Tugas Latihan:
a: Salin ulang bagian teks tentang Rafi, mulai pada kata-kata "Satu hal yang" dan berhenti setelah kata-kata "yang satu ini.".
b: Jawab pertanyaan berikut berdasarkan teks tentang Rafi.
(i) Pada usia berapa tanda-tanda nafsu makan Rafi yang sulit berhenti mulai muncul?
(ii) Apa pekerjaan Ida ketika mereka ditraktir salah satu orangtua murid?
(iii) Benda apa yang dipakai Rafi untuk memukul-mukul meja?

Reputasi Orangtua di Tangan Anak

“Setiap orang bertanggung jawab atas reputasinya sendiri.”

Dulunya gue sangat percaya akan hal tersebut. Sampai tiba saatnya gue punya anak. Terutama saat si anak mulai masuk sekolah.

Satu hal yang cukup membuat gue dan Ida khawatir saat membiarkan rafi berinteraksi dengan khalayak ramai adalah: nafsu makannya. Untuk urusan makan, anak ini memang tergolong sulit… maksudnya kalau udah mulai makan sulit berhenti. Tanda-tanda ke arah ini udah muncul saat dia baru berusia 7 bulan. Waktu itu situasinya kami lagi ditraktir salah satu orangtua murid waktu Ida masih jadi guru TK, dan kebetulan kami lagi membawa si gembul berambut jarang yang satu ini.

Memang waktu itu jam makannya udah rada kelewat, dan rupanya dia udah lapar berat. Saat nasi hainam pesanannya terhidang, dia mulai nampak beringas mengendus aromanya. Keberingasannya meningkat saat Rafi menilai ibunya terlalu lama saat menghaluskan butir-butir nasi di mangkoknya, dan mulailah dia beraksi dengan berteriak-teriak, “MA-AM! MA-AM! AAAH! MA-AM!” sambil memukul-mukul meja pake sendok.
“Aduh, lucunya si adek, udah lapar banget ya?” kata orangtua murid sambil tersenyum ramah.
“Iya kayaknya nih, maaf ya mommy, dia ini memang kalau sudah lapar jadi (buas) begini,” jawab Ida setengah tengsin.
“Nggak papa ya dek, ya… namanya juga orang lapar…”
“AAAARGHHHH!! MA-AM!”

Alhasil acara makan siang kali itu jadi salah satu acara makan siang yang cukup memalukan, berakhir dengan butir-butir nasi hainam berceceran di seantero muka dan rambut Rafi. Saat semangkok nasi hainam ludes disikat, dia masih menggapai-gapai mangkok es campur yang lagi diminum ibunya dengan tampang penuh minat.

Catatan kotak berlabel
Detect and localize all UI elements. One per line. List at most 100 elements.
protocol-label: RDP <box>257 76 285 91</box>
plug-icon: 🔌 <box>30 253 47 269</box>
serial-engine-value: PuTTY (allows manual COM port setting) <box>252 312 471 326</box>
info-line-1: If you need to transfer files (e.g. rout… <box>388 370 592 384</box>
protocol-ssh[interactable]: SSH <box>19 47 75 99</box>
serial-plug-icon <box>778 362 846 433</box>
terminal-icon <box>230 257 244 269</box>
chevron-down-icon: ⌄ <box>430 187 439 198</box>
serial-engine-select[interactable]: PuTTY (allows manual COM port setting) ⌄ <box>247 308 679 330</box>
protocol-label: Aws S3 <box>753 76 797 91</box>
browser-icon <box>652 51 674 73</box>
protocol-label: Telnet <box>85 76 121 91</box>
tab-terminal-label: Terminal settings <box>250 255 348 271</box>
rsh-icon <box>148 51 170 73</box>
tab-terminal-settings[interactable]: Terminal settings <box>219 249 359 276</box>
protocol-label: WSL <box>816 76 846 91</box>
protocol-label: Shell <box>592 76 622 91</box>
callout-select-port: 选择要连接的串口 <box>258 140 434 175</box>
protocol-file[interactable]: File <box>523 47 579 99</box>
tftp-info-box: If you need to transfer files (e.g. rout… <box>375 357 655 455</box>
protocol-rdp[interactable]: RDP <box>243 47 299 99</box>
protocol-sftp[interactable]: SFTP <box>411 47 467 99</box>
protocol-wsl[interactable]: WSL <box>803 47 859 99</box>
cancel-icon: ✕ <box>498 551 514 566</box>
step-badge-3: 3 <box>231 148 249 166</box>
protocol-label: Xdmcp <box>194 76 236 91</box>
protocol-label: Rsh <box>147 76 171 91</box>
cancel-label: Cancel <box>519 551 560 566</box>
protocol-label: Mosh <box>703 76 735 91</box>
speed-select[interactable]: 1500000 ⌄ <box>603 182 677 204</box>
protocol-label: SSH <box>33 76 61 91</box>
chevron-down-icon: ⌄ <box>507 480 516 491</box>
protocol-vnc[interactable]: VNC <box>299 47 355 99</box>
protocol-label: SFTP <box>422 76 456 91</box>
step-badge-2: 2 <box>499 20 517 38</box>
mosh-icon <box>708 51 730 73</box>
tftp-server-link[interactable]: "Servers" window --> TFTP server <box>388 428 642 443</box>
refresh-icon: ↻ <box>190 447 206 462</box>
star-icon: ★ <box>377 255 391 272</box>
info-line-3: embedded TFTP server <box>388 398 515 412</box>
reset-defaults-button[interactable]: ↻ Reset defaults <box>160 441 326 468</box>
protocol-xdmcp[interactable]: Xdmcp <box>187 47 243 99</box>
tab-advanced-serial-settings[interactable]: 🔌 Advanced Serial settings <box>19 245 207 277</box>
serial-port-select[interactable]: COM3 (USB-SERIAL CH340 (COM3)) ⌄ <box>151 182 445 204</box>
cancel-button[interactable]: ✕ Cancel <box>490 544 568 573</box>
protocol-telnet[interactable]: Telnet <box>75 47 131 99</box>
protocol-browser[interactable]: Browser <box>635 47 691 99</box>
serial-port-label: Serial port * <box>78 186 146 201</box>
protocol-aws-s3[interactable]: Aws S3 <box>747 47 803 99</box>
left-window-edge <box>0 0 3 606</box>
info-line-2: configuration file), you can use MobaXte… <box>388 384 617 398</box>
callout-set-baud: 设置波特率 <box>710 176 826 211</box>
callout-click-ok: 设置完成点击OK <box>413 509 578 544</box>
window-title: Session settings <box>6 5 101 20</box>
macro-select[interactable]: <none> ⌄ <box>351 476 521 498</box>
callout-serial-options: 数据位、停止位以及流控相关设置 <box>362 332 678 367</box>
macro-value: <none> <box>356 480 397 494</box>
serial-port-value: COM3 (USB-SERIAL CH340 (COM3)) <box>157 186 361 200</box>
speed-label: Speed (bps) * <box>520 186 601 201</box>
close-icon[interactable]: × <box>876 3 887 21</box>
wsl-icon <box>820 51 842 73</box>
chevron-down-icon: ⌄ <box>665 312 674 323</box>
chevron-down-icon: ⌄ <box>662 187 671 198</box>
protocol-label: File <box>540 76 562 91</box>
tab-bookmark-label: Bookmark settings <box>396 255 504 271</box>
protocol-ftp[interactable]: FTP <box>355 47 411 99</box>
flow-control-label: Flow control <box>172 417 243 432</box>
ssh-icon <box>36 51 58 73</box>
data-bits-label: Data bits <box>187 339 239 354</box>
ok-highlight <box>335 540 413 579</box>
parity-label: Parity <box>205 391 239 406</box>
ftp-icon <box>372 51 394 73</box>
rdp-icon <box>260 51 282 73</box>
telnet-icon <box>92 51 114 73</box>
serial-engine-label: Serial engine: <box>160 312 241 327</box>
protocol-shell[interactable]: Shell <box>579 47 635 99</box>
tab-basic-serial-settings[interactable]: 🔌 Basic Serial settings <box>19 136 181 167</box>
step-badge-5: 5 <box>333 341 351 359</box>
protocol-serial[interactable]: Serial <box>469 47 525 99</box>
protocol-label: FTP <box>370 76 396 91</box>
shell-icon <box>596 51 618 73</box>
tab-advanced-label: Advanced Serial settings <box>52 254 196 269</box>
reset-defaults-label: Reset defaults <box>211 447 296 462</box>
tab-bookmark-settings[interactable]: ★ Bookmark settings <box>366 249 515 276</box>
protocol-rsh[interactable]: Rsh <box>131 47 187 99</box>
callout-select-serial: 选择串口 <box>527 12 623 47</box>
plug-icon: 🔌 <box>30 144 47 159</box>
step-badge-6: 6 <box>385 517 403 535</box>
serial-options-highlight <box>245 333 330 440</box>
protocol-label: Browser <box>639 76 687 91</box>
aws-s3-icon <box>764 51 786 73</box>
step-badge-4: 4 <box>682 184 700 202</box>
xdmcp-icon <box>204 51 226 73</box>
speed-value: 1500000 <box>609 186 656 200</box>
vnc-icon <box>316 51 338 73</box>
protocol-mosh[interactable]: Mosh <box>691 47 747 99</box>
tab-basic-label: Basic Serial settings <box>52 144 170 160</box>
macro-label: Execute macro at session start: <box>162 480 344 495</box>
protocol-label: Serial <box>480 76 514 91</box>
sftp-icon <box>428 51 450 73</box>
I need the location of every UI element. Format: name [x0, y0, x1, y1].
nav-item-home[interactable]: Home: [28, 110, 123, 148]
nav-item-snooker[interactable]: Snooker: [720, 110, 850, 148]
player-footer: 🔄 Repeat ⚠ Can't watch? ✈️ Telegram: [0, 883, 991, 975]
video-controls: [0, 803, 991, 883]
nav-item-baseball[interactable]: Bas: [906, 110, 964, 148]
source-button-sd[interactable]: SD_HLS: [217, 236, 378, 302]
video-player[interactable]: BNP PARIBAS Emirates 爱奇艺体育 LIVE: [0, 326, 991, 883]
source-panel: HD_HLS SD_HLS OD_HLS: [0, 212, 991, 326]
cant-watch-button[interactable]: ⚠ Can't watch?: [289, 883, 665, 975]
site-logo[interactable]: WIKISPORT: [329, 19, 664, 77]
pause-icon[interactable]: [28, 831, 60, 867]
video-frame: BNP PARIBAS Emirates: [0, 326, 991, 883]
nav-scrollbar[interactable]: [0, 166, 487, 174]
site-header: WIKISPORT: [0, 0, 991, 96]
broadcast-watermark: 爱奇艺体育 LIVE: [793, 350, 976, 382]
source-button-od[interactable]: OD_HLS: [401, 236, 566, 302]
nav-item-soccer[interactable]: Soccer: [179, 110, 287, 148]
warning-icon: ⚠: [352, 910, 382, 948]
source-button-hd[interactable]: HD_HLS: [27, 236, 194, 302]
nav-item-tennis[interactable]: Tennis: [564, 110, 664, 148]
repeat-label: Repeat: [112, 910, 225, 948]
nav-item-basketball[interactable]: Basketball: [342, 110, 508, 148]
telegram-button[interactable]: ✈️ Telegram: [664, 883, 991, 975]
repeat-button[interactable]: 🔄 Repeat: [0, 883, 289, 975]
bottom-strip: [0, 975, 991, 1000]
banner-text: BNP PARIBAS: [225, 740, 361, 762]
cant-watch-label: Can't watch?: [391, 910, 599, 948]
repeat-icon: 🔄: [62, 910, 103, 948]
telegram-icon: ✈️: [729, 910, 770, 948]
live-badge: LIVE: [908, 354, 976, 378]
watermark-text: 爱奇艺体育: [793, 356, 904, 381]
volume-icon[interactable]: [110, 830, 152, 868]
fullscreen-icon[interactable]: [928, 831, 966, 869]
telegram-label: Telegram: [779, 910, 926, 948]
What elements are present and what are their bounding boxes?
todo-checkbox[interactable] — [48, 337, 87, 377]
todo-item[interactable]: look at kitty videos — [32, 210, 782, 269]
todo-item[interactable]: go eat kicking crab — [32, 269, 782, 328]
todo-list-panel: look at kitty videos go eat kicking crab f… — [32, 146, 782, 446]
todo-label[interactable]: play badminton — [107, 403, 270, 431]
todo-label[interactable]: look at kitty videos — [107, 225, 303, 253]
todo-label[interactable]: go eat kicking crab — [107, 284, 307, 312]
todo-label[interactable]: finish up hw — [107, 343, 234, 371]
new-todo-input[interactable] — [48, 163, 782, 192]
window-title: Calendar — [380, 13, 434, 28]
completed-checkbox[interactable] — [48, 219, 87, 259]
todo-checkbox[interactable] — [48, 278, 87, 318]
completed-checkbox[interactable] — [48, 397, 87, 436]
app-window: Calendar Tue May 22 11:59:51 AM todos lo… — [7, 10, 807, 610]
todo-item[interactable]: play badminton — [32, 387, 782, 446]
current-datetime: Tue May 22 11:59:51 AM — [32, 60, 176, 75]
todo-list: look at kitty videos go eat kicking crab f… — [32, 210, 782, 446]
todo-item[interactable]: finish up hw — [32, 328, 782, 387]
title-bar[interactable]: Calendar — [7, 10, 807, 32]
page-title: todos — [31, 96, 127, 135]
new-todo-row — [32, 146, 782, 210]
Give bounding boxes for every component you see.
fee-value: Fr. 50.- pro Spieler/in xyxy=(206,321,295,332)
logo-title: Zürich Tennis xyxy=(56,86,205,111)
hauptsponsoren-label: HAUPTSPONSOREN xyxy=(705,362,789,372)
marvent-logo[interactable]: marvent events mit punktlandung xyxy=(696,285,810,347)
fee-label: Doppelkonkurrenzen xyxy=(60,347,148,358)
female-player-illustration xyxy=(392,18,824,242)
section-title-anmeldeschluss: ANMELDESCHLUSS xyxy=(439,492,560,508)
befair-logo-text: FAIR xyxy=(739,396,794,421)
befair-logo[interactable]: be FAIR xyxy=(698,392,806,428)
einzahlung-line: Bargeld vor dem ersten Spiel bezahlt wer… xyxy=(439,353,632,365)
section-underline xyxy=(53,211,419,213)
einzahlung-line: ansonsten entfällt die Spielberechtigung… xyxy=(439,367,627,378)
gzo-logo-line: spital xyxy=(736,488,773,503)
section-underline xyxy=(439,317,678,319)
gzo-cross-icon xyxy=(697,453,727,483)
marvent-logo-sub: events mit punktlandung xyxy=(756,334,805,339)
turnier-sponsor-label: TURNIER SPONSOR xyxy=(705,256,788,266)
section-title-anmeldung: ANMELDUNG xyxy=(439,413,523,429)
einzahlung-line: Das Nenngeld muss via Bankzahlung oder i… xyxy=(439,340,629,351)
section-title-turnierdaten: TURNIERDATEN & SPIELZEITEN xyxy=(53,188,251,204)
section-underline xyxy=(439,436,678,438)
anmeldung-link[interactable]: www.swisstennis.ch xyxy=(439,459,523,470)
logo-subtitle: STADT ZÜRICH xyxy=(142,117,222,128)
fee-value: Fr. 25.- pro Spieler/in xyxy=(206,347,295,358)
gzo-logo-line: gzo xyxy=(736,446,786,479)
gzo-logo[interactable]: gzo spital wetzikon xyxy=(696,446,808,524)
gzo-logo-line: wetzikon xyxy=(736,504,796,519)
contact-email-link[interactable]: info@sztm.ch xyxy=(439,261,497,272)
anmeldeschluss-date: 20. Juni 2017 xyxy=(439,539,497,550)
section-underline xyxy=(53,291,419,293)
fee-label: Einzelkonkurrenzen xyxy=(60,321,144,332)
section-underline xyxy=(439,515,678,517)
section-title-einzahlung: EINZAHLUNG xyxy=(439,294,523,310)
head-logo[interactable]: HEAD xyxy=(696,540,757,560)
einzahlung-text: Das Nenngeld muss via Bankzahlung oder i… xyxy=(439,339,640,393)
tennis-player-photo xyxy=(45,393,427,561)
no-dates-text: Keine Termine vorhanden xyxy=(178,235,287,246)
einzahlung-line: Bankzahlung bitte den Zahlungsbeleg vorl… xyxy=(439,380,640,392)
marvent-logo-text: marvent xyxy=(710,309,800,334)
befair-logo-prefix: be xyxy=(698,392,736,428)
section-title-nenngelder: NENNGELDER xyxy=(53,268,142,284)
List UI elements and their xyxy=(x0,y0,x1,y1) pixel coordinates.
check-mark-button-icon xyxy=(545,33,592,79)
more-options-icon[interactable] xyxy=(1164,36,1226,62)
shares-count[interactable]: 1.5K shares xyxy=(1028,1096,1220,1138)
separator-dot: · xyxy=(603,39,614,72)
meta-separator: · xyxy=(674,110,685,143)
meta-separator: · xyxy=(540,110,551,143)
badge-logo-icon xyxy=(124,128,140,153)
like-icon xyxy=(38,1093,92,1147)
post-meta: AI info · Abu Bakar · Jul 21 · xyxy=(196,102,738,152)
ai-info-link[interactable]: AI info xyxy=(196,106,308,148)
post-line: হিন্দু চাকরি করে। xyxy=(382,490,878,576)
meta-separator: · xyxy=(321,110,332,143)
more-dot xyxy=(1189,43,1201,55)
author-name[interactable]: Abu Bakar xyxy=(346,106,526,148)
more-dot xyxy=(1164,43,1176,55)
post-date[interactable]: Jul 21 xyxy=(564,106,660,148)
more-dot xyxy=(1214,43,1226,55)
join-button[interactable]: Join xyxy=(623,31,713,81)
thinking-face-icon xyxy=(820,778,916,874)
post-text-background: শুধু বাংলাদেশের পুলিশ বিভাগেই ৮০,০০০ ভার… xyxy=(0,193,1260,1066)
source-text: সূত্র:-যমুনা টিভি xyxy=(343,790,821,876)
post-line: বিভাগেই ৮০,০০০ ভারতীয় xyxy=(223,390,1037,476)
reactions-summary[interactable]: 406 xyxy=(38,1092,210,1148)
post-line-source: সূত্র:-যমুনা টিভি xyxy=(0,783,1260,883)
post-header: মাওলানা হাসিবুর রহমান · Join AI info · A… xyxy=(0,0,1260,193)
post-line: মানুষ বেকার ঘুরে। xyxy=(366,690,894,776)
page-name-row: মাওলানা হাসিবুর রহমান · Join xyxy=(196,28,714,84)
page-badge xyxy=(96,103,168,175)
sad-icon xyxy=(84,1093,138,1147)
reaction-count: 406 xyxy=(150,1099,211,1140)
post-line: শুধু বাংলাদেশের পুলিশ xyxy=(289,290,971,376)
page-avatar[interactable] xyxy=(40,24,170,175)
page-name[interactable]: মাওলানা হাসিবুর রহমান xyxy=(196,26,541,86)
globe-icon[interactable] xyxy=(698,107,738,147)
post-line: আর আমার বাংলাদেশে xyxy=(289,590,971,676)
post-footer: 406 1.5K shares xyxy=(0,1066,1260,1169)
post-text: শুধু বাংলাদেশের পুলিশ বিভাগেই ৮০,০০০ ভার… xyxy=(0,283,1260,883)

Jawaban:
a:
Satu hal yang cukup membuat gue dan Ida khawatir saat membiarkan rafi berinteraksi dengan khalayak ramai adalah: nafsu makannya. Untuk urusan makan, anak ini memang tergolong sulit… maksudnya kalau udah mulai makan sulit berhenti. Tanda-tanda ke arah ini udah muncul saat dia baru berusia 7 bulan. Waktu itu situasinya kami lagi ditraktir salah satu orangtua murid waktu Ida masih jadi guru TK, dan kebetulan kami lagi membawa si gembul berambut jarang yang satu ini.

b:
(i) 7 bulan
(ii) Guru TK
(iii) Sendok